» **Raw data**

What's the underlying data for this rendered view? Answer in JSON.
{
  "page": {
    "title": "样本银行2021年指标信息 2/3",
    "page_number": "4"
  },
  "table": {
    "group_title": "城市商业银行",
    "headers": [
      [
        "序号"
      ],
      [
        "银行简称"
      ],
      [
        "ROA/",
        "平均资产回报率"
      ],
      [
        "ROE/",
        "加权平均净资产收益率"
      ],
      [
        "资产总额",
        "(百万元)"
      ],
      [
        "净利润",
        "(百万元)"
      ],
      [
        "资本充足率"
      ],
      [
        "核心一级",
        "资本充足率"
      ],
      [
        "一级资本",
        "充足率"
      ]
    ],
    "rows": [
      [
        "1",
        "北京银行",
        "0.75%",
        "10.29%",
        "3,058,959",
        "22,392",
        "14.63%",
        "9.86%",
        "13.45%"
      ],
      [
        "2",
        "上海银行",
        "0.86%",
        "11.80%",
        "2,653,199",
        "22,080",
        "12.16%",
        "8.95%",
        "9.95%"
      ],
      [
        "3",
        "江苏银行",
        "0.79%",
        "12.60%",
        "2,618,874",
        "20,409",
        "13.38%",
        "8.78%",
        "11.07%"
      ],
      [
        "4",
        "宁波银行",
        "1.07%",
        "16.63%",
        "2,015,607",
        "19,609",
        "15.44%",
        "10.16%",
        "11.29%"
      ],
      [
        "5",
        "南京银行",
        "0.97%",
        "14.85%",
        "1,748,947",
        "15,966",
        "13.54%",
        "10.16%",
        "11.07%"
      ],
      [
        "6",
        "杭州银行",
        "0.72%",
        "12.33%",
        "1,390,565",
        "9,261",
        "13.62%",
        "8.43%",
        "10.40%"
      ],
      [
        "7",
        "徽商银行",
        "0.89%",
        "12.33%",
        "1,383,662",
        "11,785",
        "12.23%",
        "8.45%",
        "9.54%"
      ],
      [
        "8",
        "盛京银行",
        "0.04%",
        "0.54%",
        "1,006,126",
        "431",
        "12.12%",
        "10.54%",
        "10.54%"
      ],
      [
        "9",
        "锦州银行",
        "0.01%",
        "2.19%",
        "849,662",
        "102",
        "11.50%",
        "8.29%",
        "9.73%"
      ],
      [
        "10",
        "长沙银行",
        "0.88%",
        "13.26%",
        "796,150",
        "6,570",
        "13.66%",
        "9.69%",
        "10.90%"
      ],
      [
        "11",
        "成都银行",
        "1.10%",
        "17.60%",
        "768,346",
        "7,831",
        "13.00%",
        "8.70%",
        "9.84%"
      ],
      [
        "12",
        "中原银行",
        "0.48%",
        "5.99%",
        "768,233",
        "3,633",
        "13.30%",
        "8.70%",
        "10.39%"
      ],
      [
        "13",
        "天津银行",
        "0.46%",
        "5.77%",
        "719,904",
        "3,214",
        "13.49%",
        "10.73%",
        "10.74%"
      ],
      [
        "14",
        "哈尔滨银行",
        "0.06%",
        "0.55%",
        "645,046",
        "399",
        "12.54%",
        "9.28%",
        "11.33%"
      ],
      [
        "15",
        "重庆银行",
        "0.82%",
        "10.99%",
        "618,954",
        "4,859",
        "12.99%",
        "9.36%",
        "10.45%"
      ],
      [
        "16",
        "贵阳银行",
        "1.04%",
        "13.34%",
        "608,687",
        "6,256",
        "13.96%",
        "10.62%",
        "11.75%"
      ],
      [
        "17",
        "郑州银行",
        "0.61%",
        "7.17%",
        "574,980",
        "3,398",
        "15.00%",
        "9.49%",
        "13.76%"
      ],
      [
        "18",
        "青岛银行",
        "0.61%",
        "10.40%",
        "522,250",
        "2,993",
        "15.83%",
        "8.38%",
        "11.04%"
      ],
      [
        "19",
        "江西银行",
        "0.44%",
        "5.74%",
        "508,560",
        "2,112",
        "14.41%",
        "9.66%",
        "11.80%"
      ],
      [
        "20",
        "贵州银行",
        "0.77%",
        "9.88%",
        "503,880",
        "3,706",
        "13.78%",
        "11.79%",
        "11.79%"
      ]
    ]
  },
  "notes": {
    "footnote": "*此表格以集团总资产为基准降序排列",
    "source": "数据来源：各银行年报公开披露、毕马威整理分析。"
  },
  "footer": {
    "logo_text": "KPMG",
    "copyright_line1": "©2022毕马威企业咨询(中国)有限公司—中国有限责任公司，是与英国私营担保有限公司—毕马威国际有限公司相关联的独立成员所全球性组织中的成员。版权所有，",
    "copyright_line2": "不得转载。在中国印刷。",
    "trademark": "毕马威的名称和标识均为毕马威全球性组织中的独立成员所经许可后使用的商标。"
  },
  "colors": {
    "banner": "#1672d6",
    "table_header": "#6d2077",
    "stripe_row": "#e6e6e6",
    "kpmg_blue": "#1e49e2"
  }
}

--

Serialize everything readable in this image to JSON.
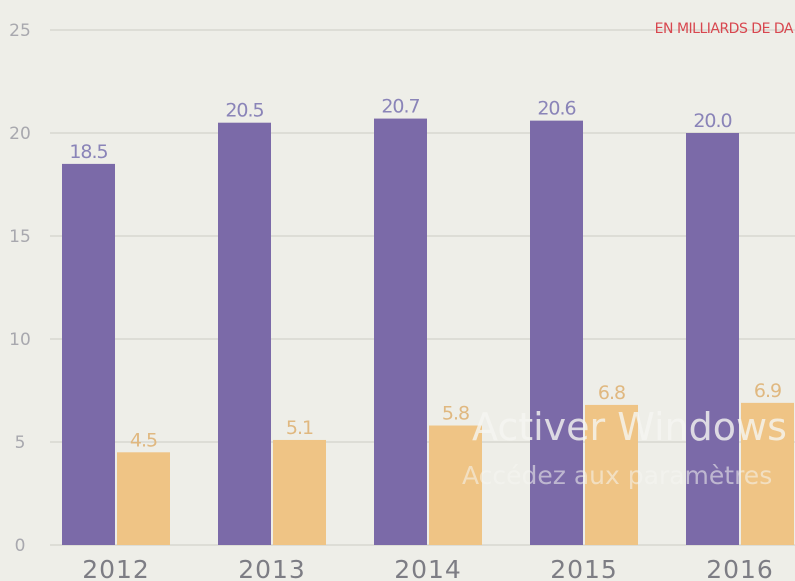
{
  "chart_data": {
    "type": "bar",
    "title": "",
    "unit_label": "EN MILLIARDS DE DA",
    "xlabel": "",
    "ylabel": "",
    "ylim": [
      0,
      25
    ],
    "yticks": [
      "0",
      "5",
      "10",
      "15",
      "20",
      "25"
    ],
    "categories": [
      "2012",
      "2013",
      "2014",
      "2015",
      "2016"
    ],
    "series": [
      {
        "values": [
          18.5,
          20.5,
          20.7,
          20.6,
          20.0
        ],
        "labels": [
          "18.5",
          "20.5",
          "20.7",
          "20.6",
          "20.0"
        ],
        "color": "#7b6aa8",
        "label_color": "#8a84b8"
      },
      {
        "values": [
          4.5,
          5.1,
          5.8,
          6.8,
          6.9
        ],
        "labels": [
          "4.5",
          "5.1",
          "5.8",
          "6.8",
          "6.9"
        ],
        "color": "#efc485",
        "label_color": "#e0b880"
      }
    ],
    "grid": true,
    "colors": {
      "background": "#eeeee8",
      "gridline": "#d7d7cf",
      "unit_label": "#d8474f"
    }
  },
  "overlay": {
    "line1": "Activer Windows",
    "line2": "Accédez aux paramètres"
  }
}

» **Problem statement**
Report each line of the material above where the word "JSON" appears.

» **Completed exercise**
What's the underlying data for this rendered view? Answer in JSON.
Serialize everything readable in this image to JSON.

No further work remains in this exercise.